::: Material :::
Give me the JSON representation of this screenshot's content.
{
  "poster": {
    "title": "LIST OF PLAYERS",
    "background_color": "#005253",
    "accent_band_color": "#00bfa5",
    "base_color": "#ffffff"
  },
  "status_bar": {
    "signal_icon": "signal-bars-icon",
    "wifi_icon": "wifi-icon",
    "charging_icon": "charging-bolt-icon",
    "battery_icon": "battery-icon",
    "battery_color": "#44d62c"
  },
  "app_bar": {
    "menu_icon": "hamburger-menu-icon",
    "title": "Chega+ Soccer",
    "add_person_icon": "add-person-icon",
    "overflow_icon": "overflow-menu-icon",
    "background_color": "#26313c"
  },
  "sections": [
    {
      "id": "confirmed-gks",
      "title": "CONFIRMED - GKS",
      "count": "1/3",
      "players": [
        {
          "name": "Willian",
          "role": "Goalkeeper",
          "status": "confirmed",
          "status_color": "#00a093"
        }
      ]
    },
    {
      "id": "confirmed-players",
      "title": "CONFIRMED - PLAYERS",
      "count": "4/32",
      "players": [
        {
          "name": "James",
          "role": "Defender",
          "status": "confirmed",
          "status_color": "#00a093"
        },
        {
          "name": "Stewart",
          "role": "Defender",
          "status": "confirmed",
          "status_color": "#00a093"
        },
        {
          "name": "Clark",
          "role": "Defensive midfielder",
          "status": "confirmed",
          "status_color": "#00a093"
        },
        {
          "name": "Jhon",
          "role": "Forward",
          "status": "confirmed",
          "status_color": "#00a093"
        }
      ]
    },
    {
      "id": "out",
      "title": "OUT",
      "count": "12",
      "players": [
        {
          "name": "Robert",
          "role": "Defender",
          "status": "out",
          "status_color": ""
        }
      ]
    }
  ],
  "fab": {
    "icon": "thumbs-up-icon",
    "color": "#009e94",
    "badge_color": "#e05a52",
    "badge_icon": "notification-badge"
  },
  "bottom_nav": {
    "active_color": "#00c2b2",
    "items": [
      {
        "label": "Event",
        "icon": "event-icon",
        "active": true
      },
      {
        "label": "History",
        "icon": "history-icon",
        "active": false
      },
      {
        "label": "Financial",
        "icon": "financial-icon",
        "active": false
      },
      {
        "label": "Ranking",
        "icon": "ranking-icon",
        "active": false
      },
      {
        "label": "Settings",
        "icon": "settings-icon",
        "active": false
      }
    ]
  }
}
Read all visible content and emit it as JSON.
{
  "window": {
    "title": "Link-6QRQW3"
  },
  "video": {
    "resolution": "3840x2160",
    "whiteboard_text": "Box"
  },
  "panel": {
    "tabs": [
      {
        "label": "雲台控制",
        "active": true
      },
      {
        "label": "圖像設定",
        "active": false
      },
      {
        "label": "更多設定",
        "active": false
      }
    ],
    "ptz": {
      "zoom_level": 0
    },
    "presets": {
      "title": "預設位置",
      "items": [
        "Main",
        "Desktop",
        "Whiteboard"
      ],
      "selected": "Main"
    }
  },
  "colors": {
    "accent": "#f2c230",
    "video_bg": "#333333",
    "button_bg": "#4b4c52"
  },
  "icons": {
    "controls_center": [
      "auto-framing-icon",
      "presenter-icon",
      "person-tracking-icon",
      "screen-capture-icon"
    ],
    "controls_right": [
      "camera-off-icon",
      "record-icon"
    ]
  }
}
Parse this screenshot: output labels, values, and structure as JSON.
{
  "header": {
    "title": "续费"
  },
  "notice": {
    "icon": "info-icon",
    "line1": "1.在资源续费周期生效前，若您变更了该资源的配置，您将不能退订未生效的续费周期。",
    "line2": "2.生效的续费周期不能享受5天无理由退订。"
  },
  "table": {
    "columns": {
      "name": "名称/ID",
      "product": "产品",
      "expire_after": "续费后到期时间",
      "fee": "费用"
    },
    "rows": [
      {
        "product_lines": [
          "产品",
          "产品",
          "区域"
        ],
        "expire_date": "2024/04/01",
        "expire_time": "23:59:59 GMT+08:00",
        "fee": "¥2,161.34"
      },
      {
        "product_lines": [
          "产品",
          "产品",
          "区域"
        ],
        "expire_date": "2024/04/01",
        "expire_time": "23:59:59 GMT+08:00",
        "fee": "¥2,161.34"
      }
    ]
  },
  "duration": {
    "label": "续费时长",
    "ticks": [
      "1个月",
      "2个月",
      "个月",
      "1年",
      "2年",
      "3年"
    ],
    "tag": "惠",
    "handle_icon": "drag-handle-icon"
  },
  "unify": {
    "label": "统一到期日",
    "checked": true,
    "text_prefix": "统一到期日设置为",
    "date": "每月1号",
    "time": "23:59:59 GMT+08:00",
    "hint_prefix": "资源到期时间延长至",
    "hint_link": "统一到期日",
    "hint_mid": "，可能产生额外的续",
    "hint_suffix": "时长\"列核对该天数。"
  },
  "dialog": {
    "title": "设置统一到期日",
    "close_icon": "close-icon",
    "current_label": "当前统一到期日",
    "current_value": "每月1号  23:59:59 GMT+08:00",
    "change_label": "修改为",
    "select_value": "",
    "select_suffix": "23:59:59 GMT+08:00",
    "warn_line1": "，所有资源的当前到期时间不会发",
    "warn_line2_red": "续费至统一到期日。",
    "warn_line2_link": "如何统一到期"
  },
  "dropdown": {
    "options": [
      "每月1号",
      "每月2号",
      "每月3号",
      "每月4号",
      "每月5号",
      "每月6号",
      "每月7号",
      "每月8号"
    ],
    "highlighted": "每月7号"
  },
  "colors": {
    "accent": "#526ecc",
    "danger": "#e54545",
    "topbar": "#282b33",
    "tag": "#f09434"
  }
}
:::
-- Task instructions --
Pick out each line in the material containing "person".

-- Solution for this problem --
    "add_person_icon": "add-person-icon",
      "person-tracking-icon",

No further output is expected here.